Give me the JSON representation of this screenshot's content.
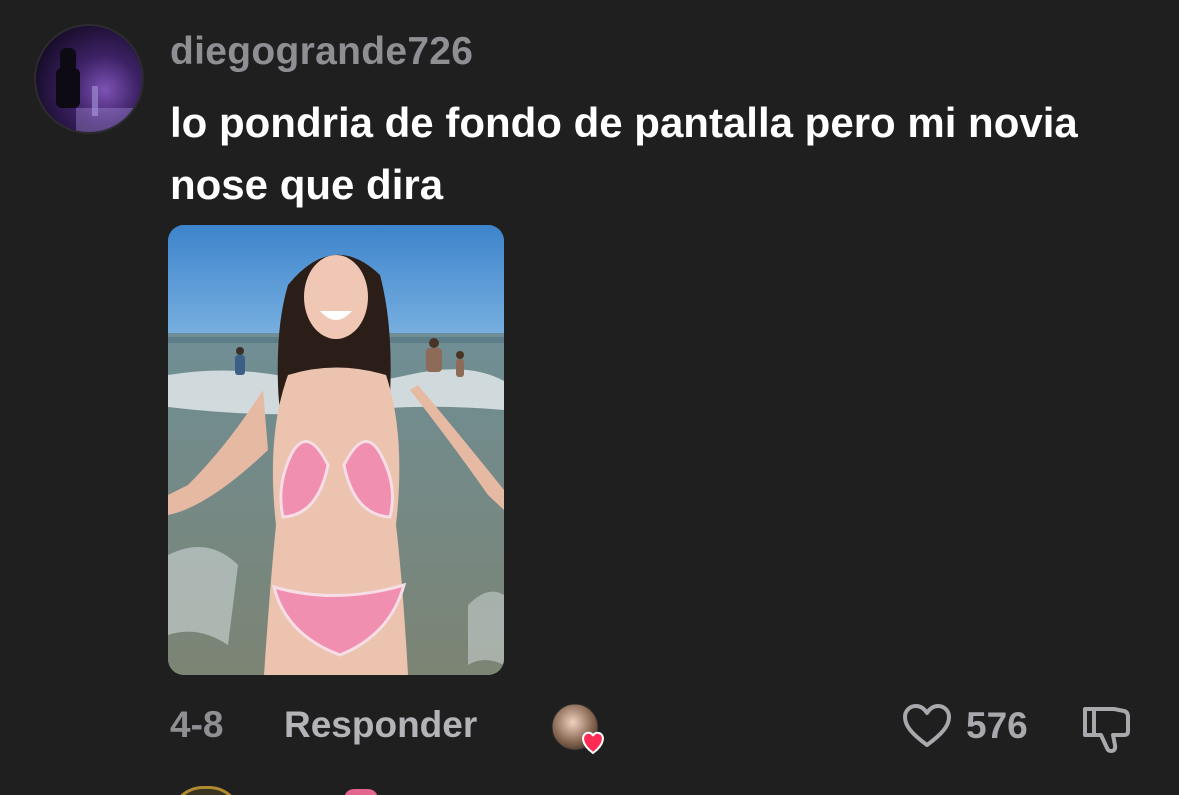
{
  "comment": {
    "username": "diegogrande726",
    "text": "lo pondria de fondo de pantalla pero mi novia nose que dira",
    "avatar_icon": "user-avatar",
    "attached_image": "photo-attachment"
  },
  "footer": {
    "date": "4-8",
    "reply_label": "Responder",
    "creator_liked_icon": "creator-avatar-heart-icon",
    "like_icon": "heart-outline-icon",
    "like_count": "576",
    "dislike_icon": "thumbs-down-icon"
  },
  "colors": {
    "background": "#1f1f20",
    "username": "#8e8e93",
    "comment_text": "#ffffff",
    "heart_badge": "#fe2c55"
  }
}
· · · · · · ·
Restate every record exactly, please; do not copy the pictures.

THE SOLUTION:
Give me the JSON representation of this screenshot's content.
{
  "comment": {
    "username": "diegogrande726",
    "text": "lo pondria de fondo de pantalla pero mi novia nose que dira",
    "avatar_icon": "user-avatar",
    "attached_image": "photo-attachment"
  },
  "footer": {
    "date": "4-8",
    "reply_label": "Responder",
    "creator_liked_icon": "creator-avatar-heart-icon",
    "like_icon": "heart-outline-icon",
    "like_count": "576",
    "dislike_icon": "thumbs-down-icon"
  },
  "colors": {
    "background": "#1f1f20",
    "username": "#8e8e93",
    "comment_text": "#ffffff",
    "heart_badge": "#fe2c55"
  }
}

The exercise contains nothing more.